Rows from a layout dataset:
_ _ _
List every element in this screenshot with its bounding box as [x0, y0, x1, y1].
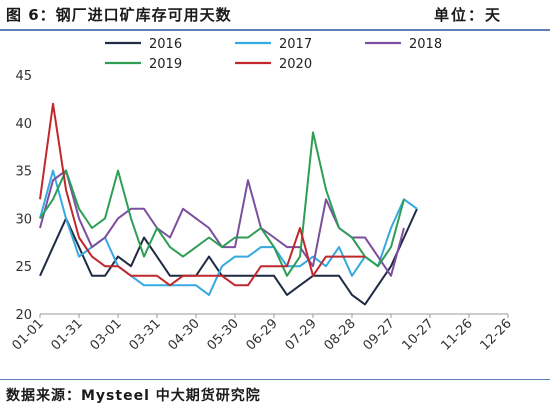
figure-title: 图 6：钢厂进口矿库存可用天数	[6, 6, 232, 24]
x-tick-label: 01-31	[49, 316, 86, 353]
header-divider	[0, 29, 550, 31]
y-tick-label: 40	[15, 117, 32, 132]
series-line-2018	[39, 169, 405, 277]
y-tick-label: 20	[15, 308, 32, 323]
x-tick-label: 05-30	[205, 316, 242, 353]
legend-label-2018: 2018	[409, 37, 442, 52]
chart-legend: 2016 2017 2018 2019 2020	[105, 37, 442, 72]
series-line-2020	[39, 102, 365, 287]
unit-label: 单位：天	[433, 6, 502, 24]
y-tick-label: 45	[15, 69, 32, 84]
source-note: 数据来源：Mysteel 中大期货研究院	[6, 388, 261, 404]
x-tick-label: 11-26	[439, 316, 476, 353]
x-tick-label: 03-31	[127, 316, 164, 353]
x-tick-label: 06-29	[244, 316, 281, 353]
legend-label-2019: 2019	[149, 57, 182, 72]
y-tick-label: 30	[15, 212, 32, 227]
series-line-2019	[39, 131, 405, 277]
x-tick-label: 03-01	[88, 316, 125, 353]
footer-divider	[0, 379, 550, 380]
chart-series	[39, 102, 418, 306]
legend-label-2016: 2016	[149, 37, 182, 52]
y-tick-label: 25	[15, 260, 32, 275]
x-tick-label: 09-27	[361, 316, 398, 353]
y-tick-label: 35	[15, 165, 32, 180]
x-tick-label: 10-27	[400, 316, 437, 353]
series-line-2016	[39, 208, 418, 306]
x-tick-label: 07-29	[283, 316, 320, 353]
legend-label-2020: 2020	[279, 57, 312, 72]
figure-header: 图 6：钢厂进口矿库存可用天数 单位：天	[0, 0, 550, 31]
x-tick-label: 08-28	[322, 316, 359, 353]
x-tick-label: 04-30	[166, 316, 203, 353]
legend-label-2017: 2017	[279, 37, 312, 52]
x-tick-label: 12-26	[478, 316, 515, 353]
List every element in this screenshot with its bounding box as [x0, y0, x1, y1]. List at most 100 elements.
_ _ _
_WHAT YOU WILL DO_
Reproduce every item above with "screenshot" substituted by "image" and nothing else altered. Omit the pictures.

_EXERCISE RESPONSE_
List every element in this image with its bounding box as [x0, y0, x1, y1].
figure-title: 图 6：钢厂进口矿库存可用天数	[6, 6, 232, 24]
x-tick-label: 01-31	[49, 316, 86, 353]
header-divider	[0, 29, 550, 31]
y-tick-label: 40	[15, 117, 32, 132]
series-line-2018	[39, 169, 405, 277]
y-tick-label: 20	[15, 308, 32, 323]
x-tick-label: 05-30	[205, 316, 242, 353]
legend-label-2018: 2018	[409, 37, 442, 52]
chart-legend: 2016 2017 2018 2019 2020	[105, 37, 442, 72]
series-line-2020	[39, 102, 365, 287]
unit-label: 单位：天	[433, 6, 502, 24]
y-tick-label: 45	[15, 69, 32, 84]
source-note: 数据来源：Mysteel 中大期货研究院	[6, 388, 261, 404]
x-tick-label: 11-26	[439, 316, 476, 353]
x-tick-label: 03-31	[127, 316, 164, 353]
x-tick-label: 06-29	[244, 316, 281, 353]
legend-label-2019: 2019	[149, 57, 182, 72]
y-tick-label: 30	[15, 212, 32, 227]
series-line-2019	[39, 131, 405, 277]
x-tick-label: 03-01	[88, 316, 125, 353]
footer-divider	[0, 379, 550, 380]
chart-series	[39, 102, 418, 306]
legend-label-2016: 2016	[149, 37, 182, 52]
y-tick-label: 25	[15, 260, 32, 275]
x-tick-label: 09-27	[361, 316, 398, 353]
y-tick-label: 35	[15, 165, 32, 180]
x-tick-label: 10-27	[400, 316, 437, 353]
series-line-2016	[39, 208, 418, 306]
x-tick-label: 07-29	[283, 316, 320, 353]
legend-label-2020: 2020	[279, 57, 312, 72]
figure-header: 图 6：钢厂进口矿库存可用天数 单位：天	[0, 0, 550, 31]
x-tick-label: 08-28	[322, 316, 359, 353]
x-tick-label: 04-30	[166, 316, 203, 353]
legend-label-2017: 2017	[279, 37, 312, 52]
x-tick-label: 12-26	[478, 316, 515, 353]
List every element in this image with its bounding box as [x0, y0, x1, y1]. List at most 100 elements.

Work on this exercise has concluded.